Direction: All the records that follow need to be reproduced exactly. Omit the images.

====== Task inputs

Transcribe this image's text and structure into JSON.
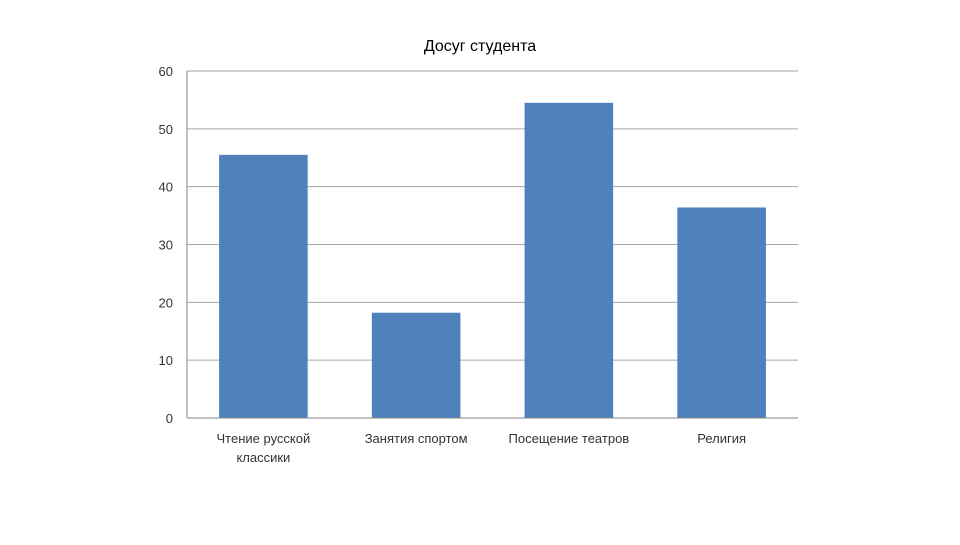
{
  "chart_data": {
    "type": "bar",
    "title": "Досуг студента",
    "categories": [
      [
        "Чтение русской",
        "классики"
      ],
      [
        "Занятия спортом"
      ],
      [
        "Посещение театров"
      ],
      [
        "Религия"
      ]
    ],
    "values": [
      45.5,
      18.2,
      54.5,
      36.4
    ],
    "xlabel": "",
    "ylabel": "",
    "ylim": [
      0,
      60
    ],
    "yticks": [
      "0",
      "10",
      "20",
      "30",
      "40",
      "50",
      "60"
    ],
    "grid": true,
    "legend": "none",
    "bar_color": "#4f81bd"
  }
}
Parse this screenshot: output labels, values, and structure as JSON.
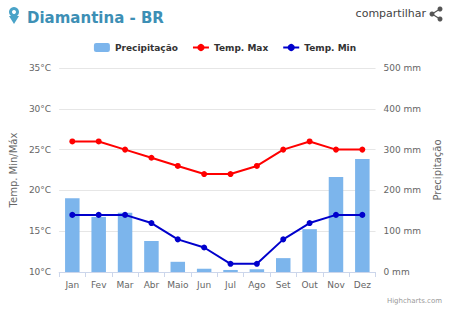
{
  "chart_data": {
    "type": "bar",
    "title": "Diamantina - BR",
    "annotations": [
      "compartilhar",
      "Highcharts.com"
    ],
    "categories": [
      "Jan",
      "Fev",
      "Mar",
      "Abr",
      "Maio",
      "Jun",
      "Jul",
      "Ago",
      "Set",
      "Out",
      "Nov",
      "Dez"
    ],
    "y_label": "Temp. Min/Máx",
    "y2_label": "Precipitação",
    "ylim": [
      10,
      35
    ],
    "yticks": [
      {
        "value": 10,
        "label": "10°C"
      },
      {
        "value": 15,
        "label": "15°C"
      },
      {
        "value": 20,
        "label": "20°C"
      },
      {
        "value": 25,
        "label": "25°C"
      },
      {
        "value": 30,
        "label": "30°C"
      },
      {
        "value": 35,
        "label": "35°C"
      }
    ],
    "y2lim": [
      0,
      500
    ],
    "y2ticks": [
      {
        "value": 0,
        "label": "0 mm"
      },
      {
        "value": 100,
        "label": "100 mm"
      },
      {
        "value": 200,
        "label": "200 mm"
      },
      {
        "value": 300,
        "label": "300 mm"
      },
      {
        "value": 400,
        "label": "400 mm"
      },
      {
        "value": 500,
        "label": "500 mm"
      }
    ],
    "grid": true,
    "legend": "top",
    "series": [
      {
        "name": "Precipitação",
        "type": "bar",
        "axis": "y2",
        "color": "#7cb5ec",
        "values": [
          181,
          135,
          145,
          76,
          25,
          8,
          5,
          7,
          34,
          105,
          233,
          277
        ]
      },
      {
        "name": "Temp. Max",
        "type": "line",
        "color": "#ff0000",
        "marker": "circle",
        "values": [
          26,
          26,
          25,
          24,
          23,
          22,
          22,
          23,
          25,
          26,
          25,
          25
        ]
      },
      {
        "name": "Temp. Min",
        "type": "line",
        "color": "#0000cc",
        "marker": "circle",
        "values": [
          17,
          17,
          17,
          16,
          14,
          13,
          11,
          11,
          14,
          16,
          17,
          17
        ]
      }
    ]
  }
}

============

Response to the task:
Transcribe this image's text and structure into JSON.
{
  "chart_data": {
    "type": "bar",
    "title": "Досуг студента",
    "categories": [
      [
        "Чтение русской",
        "классики"
      ],
      [
        "Занятия спортом"
      ],
      [
        "Посещение театров"
      ],
      [
        "Религия"
      ]
    ],
    "values": [
      45.5,
      18.2,
      54.5,
      36.4
    ],
    "xlabel": "",
    "ylabel": "",
    "ylim": [
      0,
      60
    ],
    "yticks": [
      "0",
      "10",
      "20",
      "30",
      "40",
      "50",
      "60"
    ],
    "grid": true,
    "legend": "none",
    "bar_color": "#4f81bd"
  }
}
Parse this screenshot: output labels, values, and structure as JSON.
{
  "chart_data": {
    "type": "bar",
    "title": "Diamantina - BR",
    "annotations": [
      "compartilhar",
      "Highcharts.com"
    ],
    "categories": [
      "Jan",
      "Fev",
      "Mar",
      "Abr",
      "Maio",
      "Jun",
      "Jul",
      "Ago",
      "Set",
      "Out",
      "Nov",
      "Dez"
    ],
    "y_label": "Temp. Min/Máx",
    "y2_label": "Precipitação",
    "ylim": [
      10,
      35
    ],
    "yticks": [
      {
        "value": 10,
        "label": "10°C"
      },
      {
        "value": 15,
        "label": "15°C"
      },
      {
        "value": 20,
        "label": "20°C"
      },
      {
        "value": 25,
        "label": "25°C"
      },
      {
        "value": 30,
        "label": "30°C"
      },
      {
        "value": 35,
        "label": "35°C"
      }
    ],
    "y2lim": [
      0,
      500
    ],
    "y2ticks": [
      {
        "value": 0,
        "label": "0 mm"
      },
      {
        "value": 100,
        "label": "100 mm"
      },
      {
        "value": 200,
        "label": "200 mm"
      },
      {
        "value": 300,
        "label": "300 mm"
      },
      {
        "value": 400,
        "label": "400 mm"
      },
      {
        "value": 500,
        "label": "500 mm"
      }
    ],
    "grid": true,
    "legend": "top",
    "series": [
      {
        "name": "Precipitação",
        "type": "bar",
        "axis": "y2",
        "color": "#7cb5ec",
        "values": [
          181,
          135,
          145,
          76,
          25,
          8,
          5,
          7,
          34,
          105,
          233,
          277
        ]
      },
      {
        "name": "Temp. Max",
        "type": "line",
        "color": "#ff0000",
        "marker": "circle",
        "values": [
          26,
          26,
          25,
          24,
          23,
          22,
          22,
          23,
          25,
          26,
          25,
          25
        ]
      },
      {
        "name": "Temp. Min",
        "type": "line",
        "color": "#0000cc",
        "marker": "circle",
        "values": [
          17,
          17,
          17,
          16,
          14,
          13,
          11,
          11,
          14,
          16,
          17,
          17
        ]
      }
    ]
  }
}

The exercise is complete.